----- DATASET ROWS -----
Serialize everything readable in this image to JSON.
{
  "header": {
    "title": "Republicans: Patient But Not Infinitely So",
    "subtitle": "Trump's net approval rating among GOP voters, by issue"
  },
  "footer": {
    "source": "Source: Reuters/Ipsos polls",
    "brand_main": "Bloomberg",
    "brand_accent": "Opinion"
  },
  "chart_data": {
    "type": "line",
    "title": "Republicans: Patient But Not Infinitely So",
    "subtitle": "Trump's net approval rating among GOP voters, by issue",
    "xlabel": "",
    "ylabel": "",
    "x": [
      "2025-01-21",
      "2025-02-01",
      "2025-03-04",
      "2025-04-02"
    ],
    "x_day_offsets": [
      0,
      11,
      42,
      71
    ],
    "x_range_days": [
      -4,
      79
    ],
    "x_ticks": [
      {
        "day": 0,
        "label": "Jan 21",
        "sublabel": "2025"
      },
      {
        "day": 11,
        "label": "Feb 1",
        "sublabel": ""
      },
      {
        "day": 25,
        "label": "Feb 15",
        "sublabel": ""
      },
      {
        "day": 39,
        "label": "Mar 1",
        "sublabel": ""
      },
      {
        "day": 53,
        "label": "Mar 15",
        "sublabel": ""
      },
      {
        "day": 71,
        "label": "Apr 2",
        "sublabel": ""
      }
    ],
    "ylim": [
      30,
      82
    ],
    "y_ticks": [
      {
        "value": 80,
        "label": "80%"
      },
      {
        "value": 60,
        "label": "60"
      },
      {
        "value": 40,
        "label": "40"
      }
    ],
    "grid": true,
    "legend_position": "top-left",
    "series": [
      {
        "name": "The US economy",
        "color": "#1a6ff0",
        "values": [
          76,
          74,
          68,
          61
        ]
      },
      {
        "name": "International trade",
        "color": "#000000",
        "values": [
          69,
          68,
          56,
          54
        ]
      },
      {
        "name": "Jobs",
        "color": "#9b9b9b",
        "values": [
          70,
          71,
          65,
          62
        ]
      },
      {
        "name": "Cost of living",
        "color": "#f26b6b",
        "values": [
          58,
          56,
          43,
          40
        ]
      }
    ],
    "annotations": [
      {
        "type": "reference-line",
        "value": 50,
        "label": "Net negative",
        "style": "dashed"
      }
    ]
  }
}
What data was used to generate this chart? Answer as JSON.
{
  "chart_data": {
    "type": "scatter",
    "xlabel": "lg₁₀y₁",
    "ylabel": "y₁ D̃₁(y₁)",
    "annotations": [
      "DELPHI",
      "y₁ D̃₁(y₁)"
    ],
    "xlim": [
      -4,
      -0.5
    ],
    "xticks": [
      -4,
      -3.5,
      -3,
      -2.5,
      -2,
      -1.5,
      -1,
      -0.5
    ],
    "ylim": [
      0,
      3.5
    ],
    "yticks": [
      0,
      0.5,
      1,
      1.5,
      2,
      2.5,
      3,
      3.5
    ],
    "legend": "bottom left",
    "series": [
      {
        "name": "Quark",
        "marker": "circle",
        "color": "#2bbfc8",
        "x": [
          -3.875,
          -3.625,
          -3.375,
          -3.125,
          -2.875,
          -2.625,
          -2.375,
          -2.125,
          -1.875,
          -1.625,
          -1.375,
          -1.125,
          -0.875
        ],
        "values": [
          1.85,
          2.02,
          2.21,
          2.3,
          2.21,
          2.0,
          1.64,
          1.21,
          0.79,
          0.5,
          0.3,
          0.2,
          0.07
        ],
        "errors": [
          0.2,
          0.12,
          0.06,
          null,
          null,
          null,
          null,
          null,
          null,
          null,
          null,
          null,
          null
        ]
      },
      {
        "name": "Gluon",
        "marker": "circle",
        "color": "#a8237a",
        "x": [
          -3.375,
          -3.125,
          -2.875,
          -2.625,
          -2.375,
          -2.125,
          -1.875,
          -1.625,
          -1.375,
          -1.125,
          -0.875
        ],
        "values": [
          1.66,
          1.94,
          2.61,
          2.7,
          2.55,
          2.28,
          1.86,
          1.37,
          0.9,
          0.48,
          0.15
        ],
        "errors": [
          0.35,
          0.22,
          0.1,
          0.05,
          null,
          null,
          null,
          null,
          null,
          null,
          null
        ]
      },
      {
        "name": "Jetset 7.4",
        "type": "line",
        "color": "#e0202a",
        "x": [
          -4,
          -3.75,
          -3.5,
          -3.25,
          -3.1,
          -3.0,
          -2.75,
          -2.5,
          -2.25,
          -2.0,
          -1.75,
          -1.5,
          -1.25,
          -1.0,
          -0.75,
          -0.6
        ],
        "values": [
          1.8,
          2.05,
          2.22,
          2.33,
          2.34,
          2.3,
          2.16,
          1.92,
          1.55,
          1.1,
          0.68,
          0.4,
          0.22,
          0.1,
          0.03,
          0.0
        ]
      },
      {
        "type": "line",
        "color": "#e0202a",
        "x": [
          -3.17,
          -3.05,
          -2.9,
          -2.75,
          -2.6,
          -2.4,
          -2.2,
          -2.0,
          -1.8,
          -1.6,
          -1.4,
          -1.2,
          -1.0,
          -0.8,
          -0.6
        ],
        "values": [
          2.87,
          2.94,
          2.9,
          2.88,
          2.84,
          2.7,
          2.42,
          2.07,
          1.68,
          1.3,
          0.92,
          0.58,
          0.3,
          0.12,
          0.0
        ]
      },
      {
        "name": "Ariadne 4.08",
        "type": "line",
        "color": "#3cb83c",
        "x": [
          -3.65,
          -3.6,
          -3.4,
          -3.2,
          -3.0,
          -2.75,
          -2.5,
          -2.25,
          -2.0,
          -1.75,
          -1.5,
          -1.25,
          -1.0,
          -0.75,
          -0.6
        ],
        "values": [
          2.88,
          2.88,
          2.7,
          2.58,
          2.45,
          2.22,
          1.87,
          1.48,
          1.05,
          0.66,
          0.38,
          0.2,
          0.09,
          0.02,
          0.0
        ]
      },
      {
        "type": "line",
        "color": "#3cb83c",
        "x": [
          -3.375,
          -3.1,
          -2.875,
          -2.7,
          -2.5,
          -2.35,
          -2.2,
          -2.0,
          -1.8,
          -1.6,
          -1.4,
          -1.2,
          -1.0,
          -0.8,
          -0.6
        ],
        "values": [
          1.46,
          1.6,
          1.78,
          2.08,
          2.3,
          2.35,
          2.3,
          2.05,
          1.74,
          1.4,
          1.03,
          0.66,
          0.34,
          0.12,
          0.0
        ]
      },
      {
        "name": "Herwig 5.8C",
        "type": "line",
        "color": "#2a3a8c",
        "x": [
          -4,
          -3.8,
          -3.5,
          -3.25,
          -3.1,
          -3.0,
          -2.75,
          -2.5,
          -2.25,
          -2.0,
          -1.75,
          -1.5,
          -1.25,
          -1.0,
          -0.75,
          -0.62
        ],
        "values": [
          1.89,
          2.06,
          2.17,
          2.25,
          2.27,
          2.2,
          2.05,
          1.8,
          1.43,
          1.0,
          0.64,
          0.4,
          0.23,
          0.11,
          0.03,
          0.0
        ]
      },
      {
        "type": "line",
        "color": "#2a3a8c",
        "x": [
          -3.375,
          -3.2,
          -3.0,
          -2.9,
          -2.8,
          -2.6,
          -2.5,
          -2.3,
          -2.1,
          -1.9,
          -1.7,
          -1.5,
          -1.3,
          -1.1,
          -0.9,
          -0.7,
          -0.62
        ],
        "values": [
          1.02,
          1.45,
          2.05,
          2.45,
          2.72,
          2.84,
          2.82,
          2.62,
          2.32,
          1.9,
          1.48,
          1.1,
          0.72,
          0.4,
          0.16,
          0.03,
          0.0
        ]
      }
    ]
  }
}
-----
## DIRECTION
Identify each line holding the string "name", and copy it out.

## FULL SOLUTION
        "name": "The US economy",
        "name": "International trade",
        "name": "Jobs",
        "name": "Cost of living",
        "name": "Quark",
        "name": "Gluon",
        "name": "Jetset 7.4",
        "name": "Ariadne 4.08",
        "name": "Herwig 5.8C",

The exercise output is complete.